- TEXTAUSZUG
----------
Sie merken bereits jetzt, dass diese beiden Bedingungen deutlich voneinander abweichen. Wenn Sie eine Prognose abgeben sollten, welche Position wohl eher zu einer Unterversorgung neigt, fällt die Auswahl nicht sonderlich schwer. Es ist natürlich der HK mit 400 Meter Anbindelänge. Das System muss also insgesamt hydraulisch abgeglichen werden um jedem HK im System gerecht zu werden. Aber es geht noch um eine weitere Bedingung.
Druckverlust am Ventil
Das THV könnte ein vierzölliges Ventil sein durch das man locker eine Hand schieben kann.
Es könnte aber auch ein winziges Ventil sein, 1/60 Zoll groß und aus einem Modellbaukasten für Dampfmaschinen.
----------
- DATENAUSZUG
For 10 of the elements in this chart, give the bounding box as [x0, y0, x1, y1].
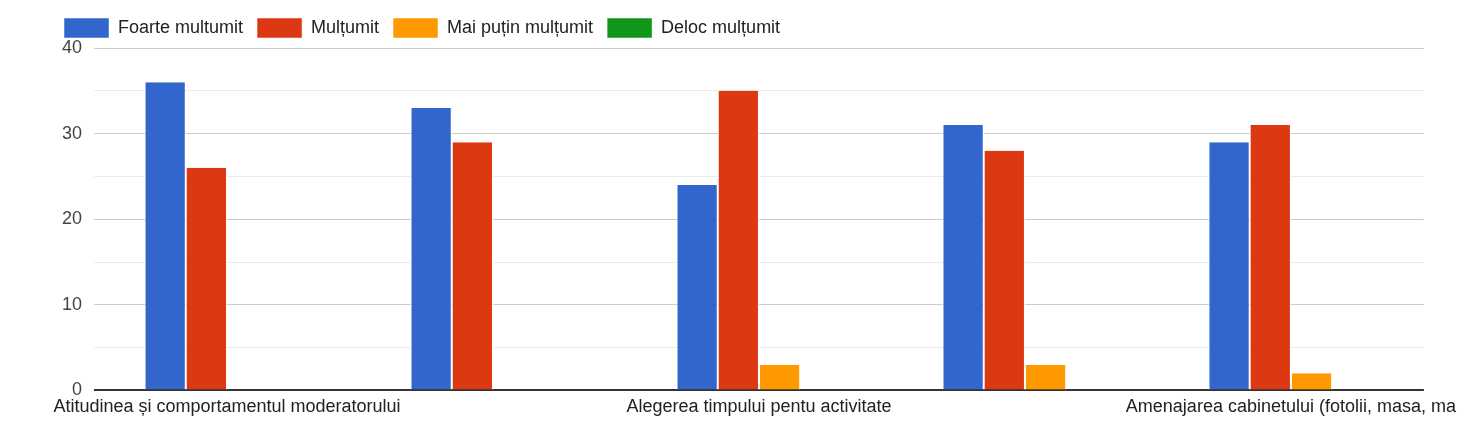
----------
- AUFGABENSTELLUNG
(a) Nenne alle Größen- und Längenangaben mit Zahlenwert, die im Textauszug über den hydraulischen Abgleich vorkommen.
(b) Setze den Textauszug über den hydraulischen Abgleich nach seinem letzten Satz fort.
Die Zeilen des Datenauszugs sind eigenständiges Material und gehören nicht zum Textauszug über den hydraulischen Abgleich.

- GEGEBENE ANTWORTEN
(a)
- 400 Meter Anbindelänge
- vierzöllig (Ventil)
- 1/60 Zoll (Ventil)

(b)
Beide Ventile könnten theoretisch den Volumenstrom zu diesem HK regulieren. Beide Extreme haben Sie aber sicherlich noch nicht vor einem stinknormalen HK gesehen. Aus gutem Grund.
Das große Ventil würde kaum Einfluss nehmen auf den Volumenstrom durch den Heizkörper. Nur die letzten Bruchteile eines Millimeters würden beim Schließen den Volumenstrom entscheidend verändern. Das kleine Ventil würde schon bei voller Öffnung mehr Druck abbauen, als das gesamte Rohrnetz zu diesem HK. Und jeder Bruchteil eines Millimeters würde enorme Veränderungen in der Durchströmung des HK verursachen.
Beide Ventile würden funktionieren, sie hätten aber unterschiedliche Ventilautoritäten. Das vierzöllige Ventil hätte kaum Autorität, das winzige 1/60-Zoll-Ventil wäre streng autoritär.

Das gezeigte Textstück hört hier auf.